» **PROBLEM TO WORK ON**
Search the listing below for the string "hotkey" and show each line that contains it.

» **DATA LINES**
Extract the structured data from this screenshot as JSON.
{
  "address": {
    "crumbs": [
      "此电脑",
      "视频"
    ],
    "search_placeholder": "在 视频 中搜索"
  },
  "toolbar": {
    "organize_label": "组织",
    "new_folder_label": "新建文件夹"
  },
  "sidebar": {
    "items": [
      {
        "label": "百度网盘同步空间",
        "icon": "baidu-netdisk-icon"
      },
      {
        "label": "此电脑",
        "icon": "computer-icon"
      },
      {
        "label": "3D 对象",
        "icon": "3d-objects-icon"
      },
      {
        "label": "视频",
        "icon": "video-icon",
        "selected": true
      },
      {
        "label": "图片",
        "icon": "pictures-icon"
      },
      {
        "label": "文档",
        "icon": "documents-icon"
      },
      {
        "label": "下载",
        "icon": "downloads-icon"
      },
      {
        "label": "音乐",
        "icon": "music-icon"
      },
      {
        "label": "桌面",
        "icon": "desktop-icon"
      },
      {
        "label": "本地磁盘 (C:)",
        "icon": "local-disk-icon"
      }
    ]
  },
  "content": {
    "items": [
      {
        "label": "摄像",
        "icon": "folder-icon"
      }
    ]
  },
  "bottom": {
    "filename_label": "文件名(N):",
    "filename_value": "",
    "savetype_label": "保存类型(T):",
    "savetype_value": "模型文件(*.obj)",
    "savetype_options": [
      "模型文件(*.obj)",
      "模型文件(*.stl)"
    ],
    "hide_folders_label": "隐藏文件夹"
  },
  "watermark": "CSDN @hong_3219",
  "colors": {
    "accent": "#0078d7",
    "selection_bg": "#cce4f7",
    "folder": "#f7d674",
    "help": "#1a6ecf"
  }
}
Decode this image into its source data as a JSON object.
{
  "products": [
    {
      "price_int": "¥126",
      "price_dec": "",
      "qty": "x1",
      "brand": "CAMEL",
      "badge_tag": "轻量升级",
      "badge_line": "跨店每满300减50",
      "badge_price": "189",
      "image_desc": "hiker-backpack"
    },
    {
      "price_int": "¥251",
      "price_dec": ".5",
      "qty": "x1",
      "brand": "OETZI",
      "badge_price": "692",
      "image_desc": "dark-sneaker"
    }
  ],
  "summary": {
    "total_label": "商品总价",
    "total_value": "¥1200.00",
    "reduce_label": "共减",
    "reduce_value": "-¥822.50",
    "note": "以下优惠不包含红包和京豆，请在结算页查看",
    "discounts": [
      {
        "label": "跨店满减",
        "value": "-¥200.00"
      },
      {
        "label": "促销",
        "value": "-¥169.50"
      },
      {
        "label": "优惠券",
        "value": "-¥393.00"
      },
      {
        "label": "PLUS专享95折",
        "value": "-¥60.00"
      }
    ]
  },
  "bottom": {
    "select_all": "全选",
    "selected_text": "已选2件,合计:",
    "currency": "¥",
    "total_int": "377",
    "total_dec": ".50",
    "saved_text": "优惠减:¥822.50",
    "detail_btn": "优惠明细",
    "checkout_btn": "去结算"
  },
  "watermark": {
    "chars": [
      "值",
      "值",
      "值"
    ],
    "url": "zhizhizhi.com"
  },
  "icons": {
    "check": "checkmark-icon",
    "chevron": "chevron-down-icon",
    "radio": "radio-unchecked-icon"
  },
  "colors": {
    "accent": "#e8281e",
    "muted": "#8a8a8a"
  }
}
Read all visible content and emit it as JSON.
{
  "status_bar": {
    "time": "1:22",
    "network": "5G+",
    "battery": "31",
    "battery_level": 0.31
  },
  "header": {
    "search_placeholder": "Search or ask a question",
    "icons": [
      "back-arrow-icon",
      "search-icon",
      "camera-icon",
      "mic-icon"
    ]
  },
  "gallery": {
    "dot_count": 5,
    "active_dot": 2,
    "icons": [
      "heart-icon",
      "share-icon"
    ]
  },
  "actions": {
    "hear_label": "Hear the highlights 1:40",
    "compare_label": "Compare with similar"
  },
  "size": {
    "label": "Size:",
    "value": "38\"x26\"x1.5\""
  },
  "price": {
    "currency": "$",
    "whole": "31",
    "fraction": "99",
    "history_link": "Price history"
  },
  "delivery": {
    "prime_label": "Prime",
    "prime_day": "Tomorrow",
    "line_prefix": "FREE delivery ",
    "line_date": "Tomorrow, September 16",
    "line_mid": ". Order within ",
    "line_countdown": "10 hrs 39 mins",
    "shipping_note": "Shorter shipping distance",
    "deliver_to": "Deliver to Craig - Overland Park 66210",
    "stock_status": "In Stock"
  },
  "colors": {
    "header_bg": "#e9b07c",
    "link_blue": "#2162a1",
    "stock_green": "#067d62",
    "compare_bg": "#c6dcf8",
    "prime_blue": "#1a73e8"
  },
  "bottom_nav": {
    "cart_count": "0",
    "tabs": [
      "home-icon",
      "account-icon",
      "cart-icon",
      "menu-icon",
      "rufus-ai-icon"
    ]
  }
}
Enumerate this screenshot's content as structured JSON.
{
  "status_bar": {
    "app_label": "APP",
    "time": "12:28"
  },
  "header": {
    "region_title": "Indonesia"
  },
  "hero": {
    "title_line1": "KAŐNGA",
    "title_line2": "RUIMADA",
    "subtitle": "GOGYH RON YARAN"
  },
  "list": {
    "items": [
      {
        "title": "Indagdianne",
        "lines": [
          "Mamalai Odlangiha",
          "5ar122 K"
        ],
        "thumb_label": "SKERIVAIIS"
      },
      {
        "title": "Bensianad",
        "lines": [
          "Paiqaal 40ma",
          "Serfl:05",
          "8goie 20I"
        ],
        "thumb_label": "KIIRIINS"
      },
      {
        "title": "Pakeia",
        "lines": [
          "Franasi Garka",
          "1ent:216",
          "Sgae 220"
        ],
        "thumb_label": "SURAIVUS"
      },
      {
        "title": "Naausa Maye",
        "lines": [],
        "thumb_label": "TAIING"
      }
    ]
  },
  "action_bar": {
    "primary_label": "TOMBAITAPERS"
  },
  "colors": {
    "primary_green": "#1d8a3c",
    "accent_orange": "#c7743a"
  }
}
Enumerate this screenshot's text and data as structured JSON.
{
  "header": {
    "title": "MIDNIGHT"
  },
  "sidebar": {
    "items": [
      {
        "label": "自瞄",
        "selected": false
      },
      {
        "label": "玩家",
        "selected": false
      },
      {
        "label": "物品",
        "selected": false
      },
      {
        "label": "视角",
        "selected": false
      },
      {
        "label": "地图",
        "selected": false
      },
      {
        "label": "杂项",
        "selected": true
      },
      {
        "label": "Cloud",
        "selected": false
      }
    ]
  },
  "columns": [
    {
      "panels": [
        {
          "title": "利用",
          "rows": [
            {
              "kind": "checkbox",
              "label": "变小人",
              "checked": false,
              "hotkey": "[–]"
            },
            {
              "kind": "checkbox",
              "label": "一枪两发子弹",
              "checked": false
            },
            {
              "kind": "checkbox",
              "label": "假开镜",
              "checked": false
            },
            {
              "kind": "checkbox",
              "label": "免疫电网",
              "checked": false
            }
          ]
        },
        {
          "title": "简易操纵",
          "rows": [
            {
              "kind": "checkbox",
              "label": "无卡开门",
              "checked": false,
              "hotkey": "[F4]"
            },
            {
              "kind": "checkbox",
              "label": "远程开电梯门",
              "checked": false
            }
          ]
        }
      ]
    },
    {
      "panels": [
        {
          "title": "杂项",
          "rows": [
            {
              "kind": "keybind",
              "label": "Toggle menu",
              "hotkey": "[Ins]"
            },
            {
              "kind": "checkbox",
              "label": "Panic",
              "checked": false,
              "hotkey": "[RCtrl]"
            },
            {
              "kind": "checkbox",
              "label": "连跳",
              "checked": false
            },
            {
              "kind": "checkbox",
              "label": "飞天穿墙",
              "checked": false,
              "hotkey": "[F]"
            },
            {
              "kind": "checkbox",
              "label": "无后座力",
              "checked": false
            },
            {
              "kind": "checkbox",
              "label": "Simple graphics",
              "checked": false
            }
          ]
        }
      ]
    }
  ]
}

» **RESPONSE TO THE TASK**
              "hotkey": "[–]"
              "hotkey": "[F4]"
              "hotkey": "[Ins]"
              "hotkey": "[RCtrl]"
              "hotkey": "[F]"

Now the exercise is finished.